Quote all entries exactly, leaving pictures aside.

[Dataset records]
========
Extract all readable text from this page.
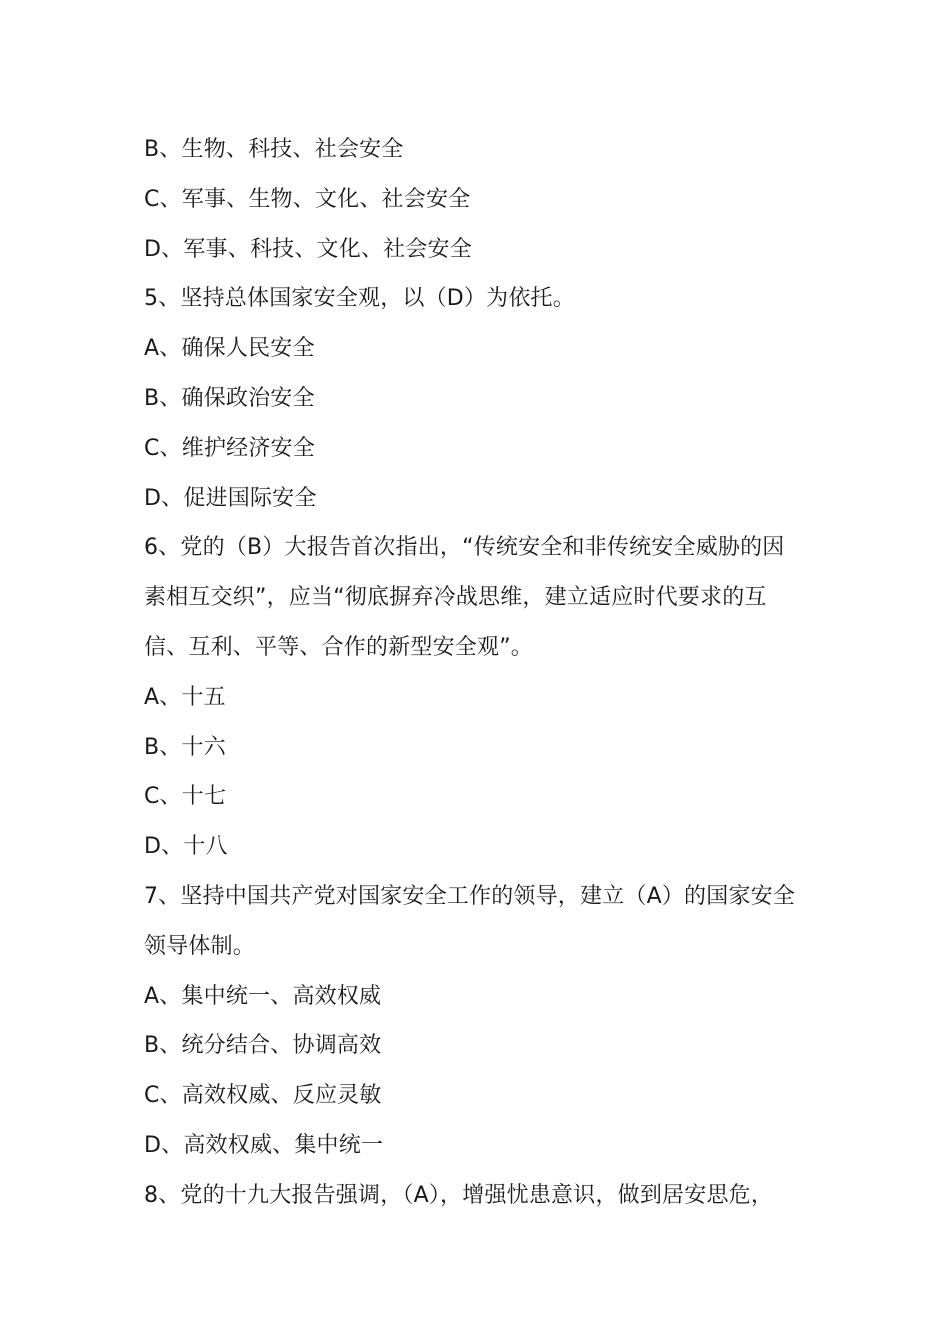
B、生物、科技、社会安全
C、军事、生物、文化、社会安全
D、军事、科技、文化、社会安全
5、坚持总体国家安全观，以（D）为依托。
A、确保人民安全
B、确保政治安全
C、维护经济安全
D、促进国际安全
6、党的（B）大报告首次指出，“传统安全和非传统安全威胁的因
素相互交织”，应当“彻底摒弃冷战思维，建立适应时代要求的互
信、互利、平等、合作的新型安全观”。
A、十五
B、十六
C、十七
D、十八
7、坚持中国共产党对国家安全工作的领导，建立（A）的国家安全
领导体制。
A、集中统一、高效权威
B、统分结合、协调高效
C、高效权威、反应灵敏
D、高效权威、集中统一
8、党的十九大报告强调，（A），增强忧患意识，做到居安思危，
========
Full answer
Extract all readable text from this page.
B、生物、科技、社会安全
C、军事、生物、文化、社会安全
D、军事、科技、文化、社会安全
5、坚持总体国家安全观，以（D）为依托。
A、确保人民安全
B、确保政治安全
C、维护经济安全
D、促进国际安全
6、党的（B）大报告首次指出，“传统安全和非传统安全威胁的因
素相互交织”，应当“彻底摒弃冷战思维，建立适应时代要求的互
信、互利、平等、合作的新型安全观”。
A、十五
B、十六
C、十七
D、十八
7、坚持中国共产党对国家安全工作的领导，建立（A）的国家安全
领导体制。
A、集中统一、高效权威
B、统分结合、协调高效
C、高效权威、反应灵敏
D、高效权威、集中统一
8、党的十九大报告强调，（A），增强忧患意识，做到居安思危，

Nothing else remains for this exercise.